### Material provided:
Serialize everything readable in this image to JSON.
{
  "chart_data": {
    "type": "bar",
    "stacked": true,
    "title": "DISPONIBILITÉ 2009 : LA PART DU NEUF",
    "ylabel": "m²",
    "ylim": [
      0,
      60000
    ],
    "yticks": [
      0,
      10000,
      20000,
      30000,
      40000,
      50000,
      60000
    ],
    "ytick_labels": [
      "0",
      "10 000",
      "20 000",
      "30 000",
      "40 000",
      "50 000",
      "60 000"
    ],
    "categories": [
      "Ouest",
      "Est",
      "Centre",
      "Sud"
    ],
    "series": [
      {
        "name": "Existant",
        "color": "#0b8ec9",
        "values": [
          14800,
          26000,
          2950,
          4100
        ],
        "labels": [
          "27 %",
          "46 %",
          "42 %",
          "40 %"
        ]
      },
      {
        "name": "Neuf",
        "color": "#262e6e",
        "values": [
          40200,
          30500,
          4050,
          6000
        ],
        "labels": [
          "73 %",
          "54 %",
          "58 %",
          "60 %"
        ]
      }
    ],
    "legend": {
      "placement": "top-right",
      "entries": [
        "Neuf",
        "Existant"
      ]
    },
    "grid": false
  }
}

---

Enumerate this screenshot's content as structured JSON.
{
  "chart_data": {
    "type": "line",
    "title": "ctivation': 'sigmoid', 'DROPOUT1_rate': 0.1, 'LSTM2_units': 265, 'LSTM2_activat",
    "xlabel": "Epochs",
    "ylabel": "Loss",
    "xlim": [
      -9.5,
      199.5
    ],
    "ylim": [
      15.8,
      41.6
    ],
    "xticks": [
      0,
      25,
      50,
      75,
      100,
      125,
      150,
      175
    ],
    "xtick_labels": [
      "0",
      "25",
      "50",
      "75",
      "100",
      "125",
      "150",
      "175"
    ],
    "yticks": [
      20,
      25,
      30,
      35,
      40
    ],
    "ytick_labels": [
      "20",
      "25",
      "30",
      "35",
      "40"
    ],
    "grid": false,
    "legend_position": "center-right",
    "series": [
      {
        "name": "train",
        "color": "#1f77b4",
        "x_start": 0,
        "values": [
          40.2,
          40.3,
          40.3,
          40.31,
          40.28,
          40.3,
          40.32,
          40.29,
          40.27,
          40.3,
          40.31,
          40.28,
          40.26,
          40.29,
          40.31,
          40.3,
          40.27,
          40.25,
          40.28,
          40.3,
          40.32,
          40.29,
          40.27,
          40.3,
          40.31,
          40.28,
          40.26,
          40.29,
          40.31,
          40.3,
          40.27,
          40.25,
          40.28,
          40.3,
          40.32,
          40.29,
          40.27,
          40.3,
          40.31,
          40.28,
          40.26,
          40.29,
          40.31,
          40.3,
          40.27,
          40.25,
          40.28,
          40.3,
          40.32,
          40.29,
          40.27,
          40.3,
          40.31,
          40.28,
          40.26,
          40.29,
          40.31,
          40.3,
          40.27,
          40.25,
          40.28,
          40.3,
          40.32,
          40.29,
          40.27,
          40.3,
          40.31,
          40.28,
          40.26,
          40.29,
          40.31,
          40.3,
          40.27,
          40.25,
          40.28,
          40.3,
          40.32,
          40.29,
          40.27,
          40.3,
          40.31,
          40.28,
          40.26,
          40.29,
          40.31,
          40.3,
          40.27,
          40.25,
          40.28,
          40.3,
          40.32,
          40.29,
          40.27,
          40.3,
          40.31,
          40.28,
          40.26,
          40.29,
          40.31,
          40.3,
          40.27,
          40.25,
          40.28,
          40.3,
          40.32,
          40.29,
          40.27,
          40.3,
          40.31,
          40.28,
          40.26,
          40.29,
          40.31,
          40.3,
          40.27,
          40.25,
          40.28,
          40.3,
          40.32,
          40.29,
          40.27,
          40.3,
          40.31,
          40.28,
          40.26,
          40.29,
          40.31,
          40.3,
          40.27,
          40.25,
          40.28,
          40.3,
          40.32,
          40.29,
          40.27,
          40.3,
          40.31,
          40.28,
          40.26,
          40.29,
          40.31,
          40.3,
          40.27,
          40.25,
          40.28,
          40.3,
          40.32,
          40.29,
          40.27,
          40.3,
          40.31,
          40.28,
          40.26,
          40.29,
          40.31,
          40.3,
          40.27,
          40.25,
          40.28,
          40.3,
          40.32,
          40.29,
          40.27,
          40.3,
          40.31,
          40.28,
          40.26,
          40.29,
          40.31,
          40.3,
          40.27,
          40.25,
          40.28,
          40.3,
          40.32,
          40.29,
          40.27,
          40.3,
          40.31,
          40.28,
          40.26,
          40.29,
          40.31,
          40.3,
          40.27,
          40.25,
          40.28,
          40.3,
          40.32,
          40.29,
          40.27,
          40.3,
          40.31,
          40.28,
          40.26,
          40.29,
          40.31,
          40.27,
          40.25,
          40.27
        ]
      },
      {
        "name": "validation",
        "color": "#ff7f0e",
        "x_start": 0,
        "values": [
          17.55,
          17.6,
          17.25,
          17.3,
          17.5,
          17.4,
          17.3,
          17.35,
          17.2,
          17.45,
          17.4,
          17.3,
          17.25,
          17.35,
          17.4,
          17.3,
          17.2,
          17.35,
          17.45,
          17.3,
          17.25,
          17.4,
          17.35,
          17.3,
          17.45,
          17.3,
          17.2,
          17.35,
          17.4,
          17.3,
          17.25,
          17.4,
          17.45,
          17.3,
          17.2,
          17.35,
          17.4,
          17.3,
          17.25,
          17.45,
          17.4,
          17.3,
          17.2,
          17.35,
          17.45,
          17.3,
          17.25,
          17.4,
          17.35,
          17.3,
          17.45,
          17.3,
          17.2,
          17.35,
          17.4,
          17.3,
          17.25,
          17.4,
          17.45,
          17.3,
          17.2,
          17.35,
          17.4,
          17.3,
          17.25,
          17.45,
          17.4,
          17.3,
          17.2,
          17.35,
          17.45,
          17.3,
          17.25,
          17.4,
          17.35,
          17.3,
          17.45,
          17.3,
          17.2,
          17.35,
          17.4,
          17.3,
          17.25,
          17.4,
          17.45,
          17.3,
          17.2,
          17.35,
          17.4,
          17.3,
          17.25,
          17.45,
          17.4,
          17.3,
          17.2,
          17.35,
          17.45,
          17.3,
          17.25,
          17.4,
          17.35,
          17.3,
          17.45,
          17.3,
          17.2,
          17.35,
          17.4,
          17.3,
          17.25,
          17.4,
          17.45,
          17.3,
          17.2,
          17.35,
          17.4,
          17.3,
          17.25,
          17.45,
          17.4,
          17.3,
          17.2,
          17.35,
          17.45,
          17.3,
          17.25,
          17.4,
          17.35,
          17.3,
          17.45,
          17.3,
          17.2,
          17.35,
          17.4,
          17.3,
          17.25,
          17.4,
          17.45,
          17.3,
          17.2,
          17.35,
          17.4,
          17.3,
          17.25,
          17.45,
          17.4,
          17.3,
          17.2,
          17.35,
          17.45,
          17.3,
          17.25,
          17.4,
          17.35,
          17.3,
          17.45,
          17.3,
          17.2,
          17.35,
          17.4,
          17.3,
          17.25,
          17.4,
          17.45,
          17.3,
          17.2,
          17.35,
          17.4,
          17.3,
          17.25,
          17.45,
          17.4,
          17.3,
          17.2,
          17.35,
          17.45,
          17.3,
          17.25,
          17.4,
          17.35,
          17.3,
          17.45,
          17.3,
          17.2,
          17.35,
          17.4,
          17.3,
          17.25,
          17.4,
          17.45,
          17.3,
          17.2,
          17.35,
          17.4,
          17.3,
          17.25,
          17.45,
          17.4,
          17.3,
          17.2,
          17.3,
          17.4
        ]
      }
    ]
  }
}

...

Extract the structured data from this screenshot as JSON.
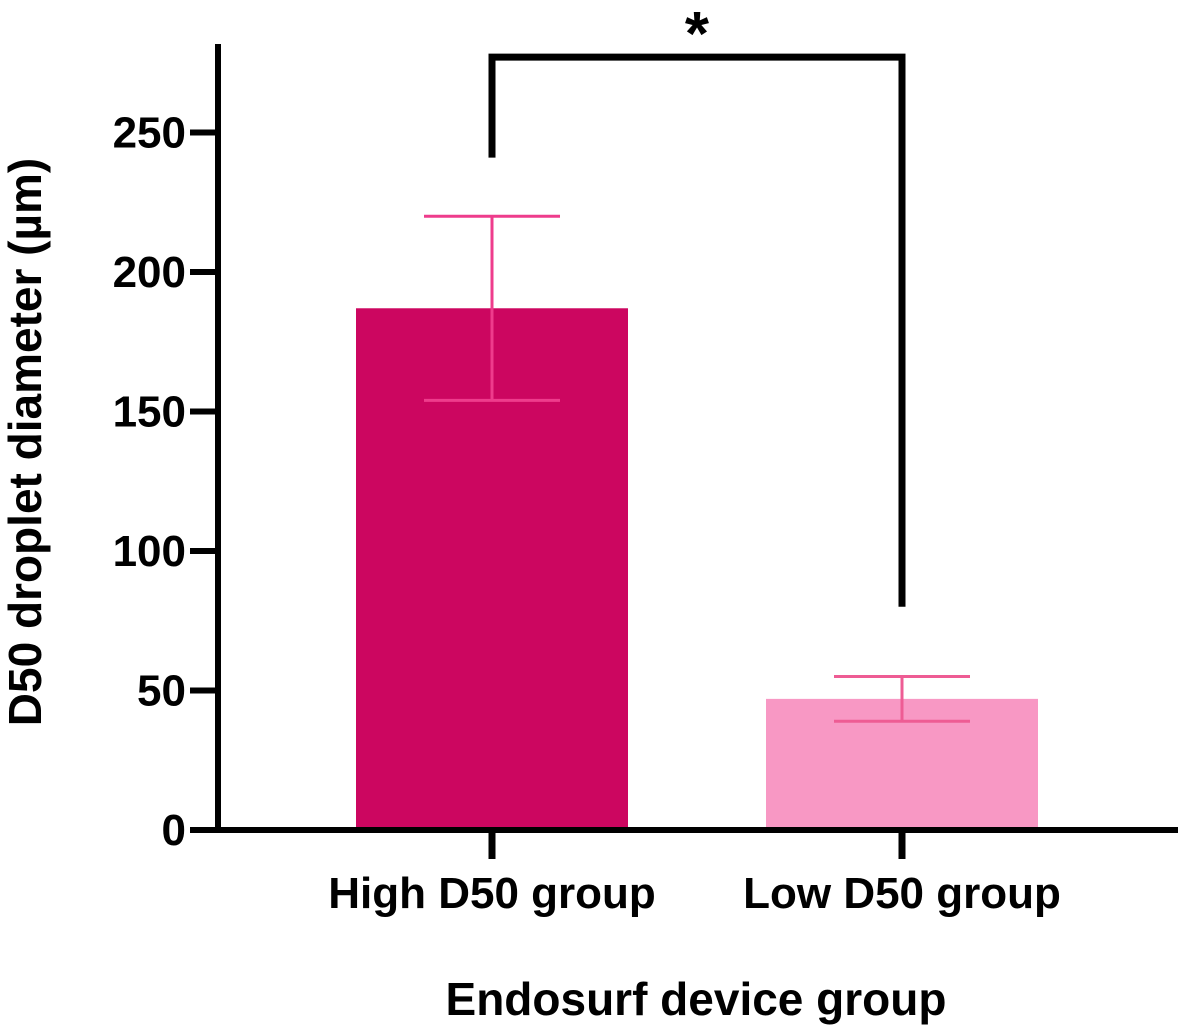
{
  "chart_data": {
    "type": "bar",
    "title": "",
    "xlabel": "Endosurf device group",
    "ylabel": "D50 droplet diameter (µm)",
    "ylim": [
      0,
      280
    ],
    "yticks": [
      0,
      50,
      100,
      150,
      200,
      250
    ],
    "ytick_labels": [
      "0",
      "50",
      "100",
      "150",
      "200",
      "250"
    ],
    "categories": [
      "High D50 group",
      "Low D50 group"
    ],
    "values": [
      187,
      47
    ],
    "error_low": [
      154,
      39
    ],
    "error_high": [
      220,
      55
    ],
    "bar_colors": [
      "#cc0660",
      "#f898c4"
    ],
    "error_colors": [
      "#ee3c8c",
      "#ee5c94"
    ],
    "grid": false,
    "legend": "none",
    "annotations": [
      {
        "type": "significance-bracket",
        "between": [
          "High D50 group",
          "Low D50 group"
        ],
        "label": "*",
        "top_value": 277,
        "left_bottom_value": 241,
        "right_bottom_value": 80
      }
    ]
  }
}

### Stated exercise:
Find all lines where the word "screenshot" appears. Copy them.

### Worked solution:
Enumerate this screenshot's content as structured JSON.
Extract the structured data from this screenshot as JSON.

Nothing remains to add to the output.